[Start DATASET EXCERPTS]

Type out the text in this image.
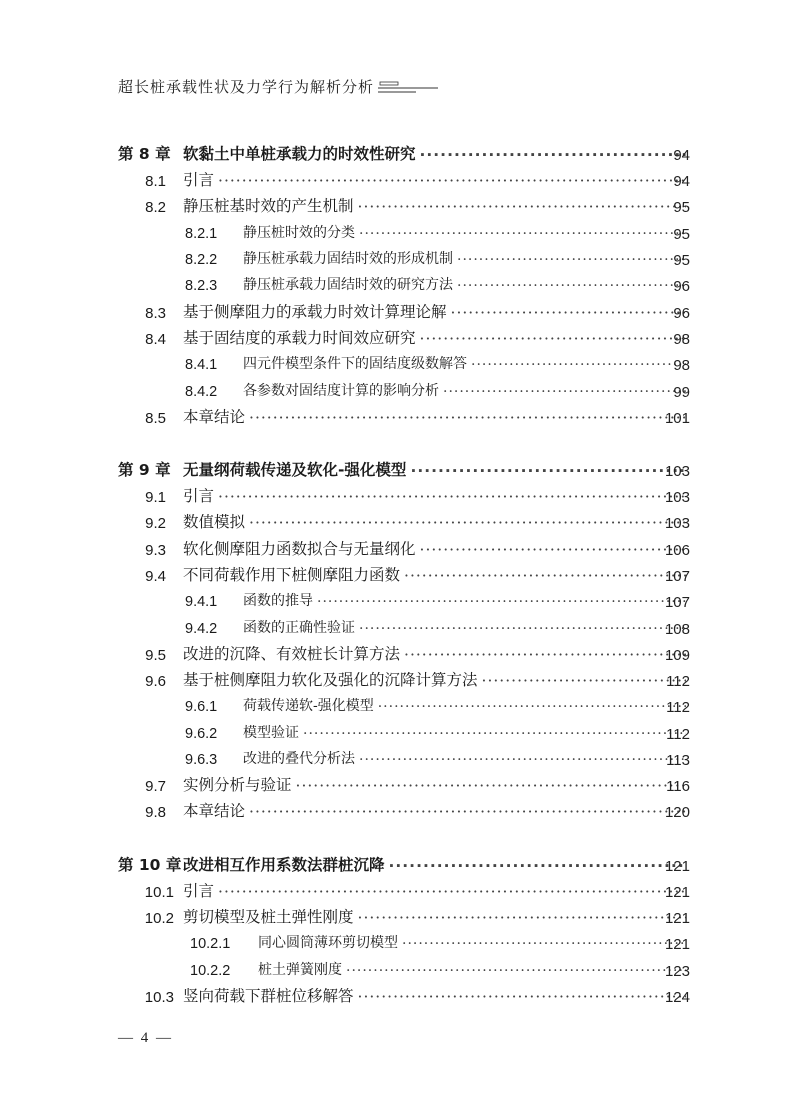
超长桩承载性状及力学行为解析分析
第 8 章 软黏土中单桩承载力的时效性研究 ·····	94
8.1 引言 ·····	94
8.2 静压桩基时效的产生机制 ·····	95
8.2.1 静压桩时效的分类 ·····	95
8.2.2 静压桩承载力固结时效的形成机制 ·····	95
8.2.3 静压桩承载力固结时效的研究方法 ·····	96
8.3 基于侧摩阻力的承载力时效计算理论解 ·····	96
8.4 基于固结度的承载力时间效应研究 ·····	98
8.4.1 四元件模型条件下的固结度级数解答 ·····	98
8.4.2 各参数对固结度计算的影响分析 ·····	99
8.5 本章结论 ·····	101
第 9 章 无量纲荷载传递及软化-强化模型 ·····	103
9.1 引言 ·····	103
9.2 数值模拟 ·····	103
9.3 软化侧摩阻力函数拟合与无量纲化 ·····	106
9.4 不同荷载作用下桩侧摩阻力函数 ·····	107
9.4.1 函数的推导 ·····	107
9.4.2 函数的正确性验证 ·····	108
9.5 改进的沉降、有效桩长计算方法 ·····	109
9.6 基于桩侧摩阻力软化及强化的沉降计算方法 ·····	112
9.6.1 荷载传递软-强化模型 ·····	112
9.6.2 模型验证 ·····	112
9.6.3 改进的叠代分析法 ·····	113
9.7 实例分析与验证 ·····	116
9.8 本章结论 ·····	120
第 10 章 改进相互作用系数法群桩沉降 ·····	121
10.1 引言 ·····	121
10.2 剪切模型及桩土弹性刚度 ·····	121
10.2.1 同心圆筒薄环剪切模型 ·····	121
10.2.2 桩土弹簧刚度 ·····	123
10.3 竖向荷载下群桩位移解答 ·····	124
— 4 —
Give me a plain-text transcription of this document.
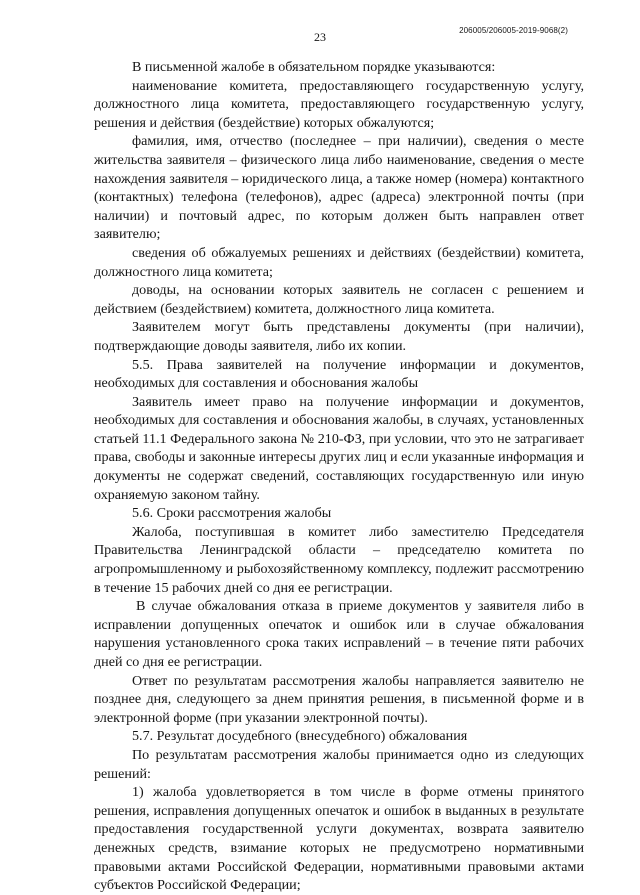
23	206005/206005-2019-9068(2)

В письменной жалобе в обязательном порядке указываются:

наименование комитета, предоставляющего государственную услугу, должностного лица комитета, предоставляющего государственную услугу, решения и действия (бездействие) которых обжалуются;

фамилия, имя, отчество (последнее – при наличии), сведения о месте жительства заявителя – физического лица либо наименование, сведения о месте нахождения заявителя – юридического лица, а также номер (номера) контактного (контактных) телефона (телефонов), адрес (адреса) электронной почты (при наличии) и почтовый адрес, по которым должен быть направлен ответ заявителю;

сведения об обжалуемых решениях и действиях (бездействии) комитета, должностного лица комитета;

доводы, на основании которых заявитель не согласен с решением и действием (бездействием) комитета, должностного лица комитета.

Заявителем могут быть представлены документы (при наличии), подтверждающие доводы заявителя, либо их копии.

5.5. Права заявителей на получение информации и документов, необходимых для составления и обоснования жалобы

Заявитель имеет право на получение информации и документов, необходимых для составления и обоснования жалобы, в случаях, установленных статьей 11.1 Федерального закона № 210-ФЗ, при условии, что это не затрагивает права, свободы и законные интересы других лиц и если указанные информация и документы не содержат сведений, составляющих государственную или иную охраняемую законом тайну.

5.6. Сроки рассмотрения жалобы

Жалоба, поступившая в комитет либо заместителю Председателя Правительства Ленинградской области – председателю комитета по агропромышленному и рыбохозяйственному комплексу, подлежит рассмотрению в течение 15 рабочих дней со дня ее регистрации.

В случае обжалования отказа в приеме документов у заявителя либо в исправлении допущенных опечаток и ошибок или в случае обжалования нарушения установленного срока таких исправлений – в течение пяти рабочих дней со дня ее регистрации.

Ответ по результатам рассмотрения жалобы направляется заявителю не позднее дня, следующего за днем принятия решения, в письменной форме и в электронной форме (при указании электронной почты).

5.7. Результат досудебного (внесудебного) обжалования

По результатам рассмотрения жалобы принимается одно из следующих решений:

1) жалоба удовлетворяется в том числе в форме отмены принятого решения, исправления допущенных опечаток и ошибок в выданных в результате предоставления государственной услуги документах, возврата заявителю денежных средств, взимание которых не предусмотрено нормативными правовыми актами Российской Федерации, нормативными правовыми актами субъектов Российской Федерации;
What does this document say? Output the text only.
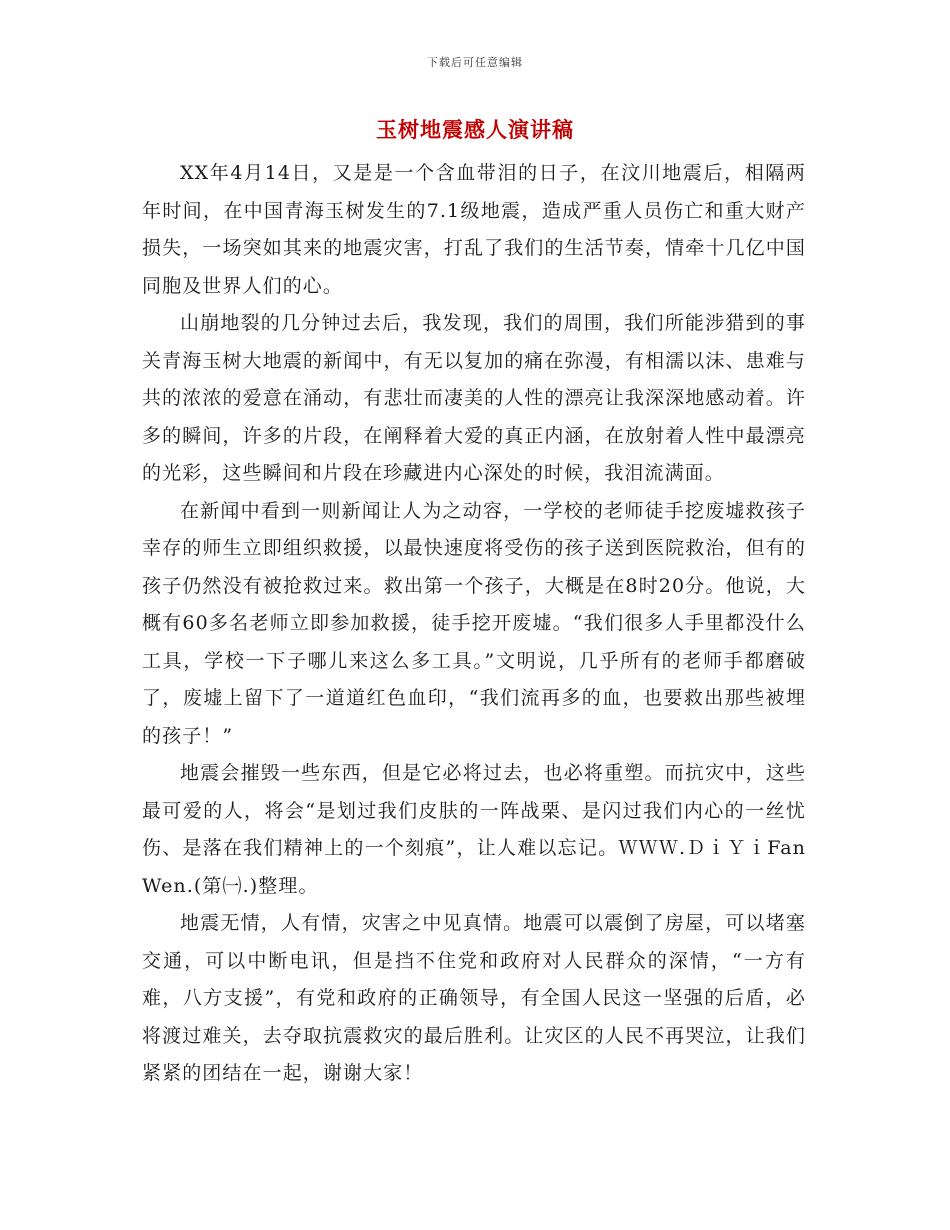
下载后可任意编辑
玉树地震感人演讲稿

XX年4月14日，又是是一个含血带泪的日子，在汶川地震后，相隔两年时间，在中国青海玉树发生的7.1级地震，造成严重人员伤亡和重大财产损失，一场突如其来的地震灾害，打乱了我们的生活节奏，情牵十几亿中国同胞及世界人们的心。

山崩地裂的几分钟过去后，我发现，我们的周围，我们所能涉猎到的事关青海玉树大地震的新闻中，有无以复加的痛在弥漫，有相濡以沫、患难与共的浓浓的爱意在涌动，有悲壮而凄美的人性的漂亮让我深深地感动着。许多的瞬间，许多的片段，在阐释着大爱的真正内涵，在放射着人性中最漂亮的光彩，这些瞬间和片段在珍藏进内心深处的时候，我泪流满面。

在新闻中看到一则新闻让人为之动容，一学校的老师徒手挖废墟救孩子幸存的师生立即组织救援，以最快速度将受伤的孩子送到医院救治，但有的孩子仍然没有被抢救过来。救出第一个孩子，大概是在8时20分。他说，大概有60多名老师立即参加救援，徒手挖开废墟。“我们很多人手里都没什么工具，学校一下子哪儿来这么多工具。”文明说，几乎所有的老师手都磨破了，废墟上留下了一道道红色血印，“我们流再多的血，也要救出那些被埋的孩子！”

地震会摧毁一些东西，但是它必将过去，也必将重塑。而抗灾中，这些最可爱的人，将会“是划过我们皮肤的一阵战栗、是闪过我们内心的一丝忧伤、是落在我们精神上的一个刻痕”，让人难以忘记。ＷＷＷ.ＤｉＹｉFanWen.(第㈠.)整理。

地震无情，人有情，灾害之中见真情。地震可以震倒了房屋，可以堵塞交通，可以中断电讯，但是挡不住党和政府对人民群众的深情，“一方有难，八方支援”，有党和政府的正确领导，有全国人民这一坚强的后盾，必将渡过难关，去夺取抗震救灾的最后胜利。让灾区的人民不再哭泣，让我们紧紧的团结在一起，谢谢大家！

[End DATASET EXCERPTS]

Scan the data above; copy every line where "рассмотрения" appears.

5.6. Сроки рассмотрения жалобы
Ответ по результатам рассмотрения жалобы направляется заявителю не позднее дня, следующего за днем принятия решения, в письменной форме и в электронной форме (при указании электронной почты).
По результатам рассмотрения жалобы принимается одно из следующих решений:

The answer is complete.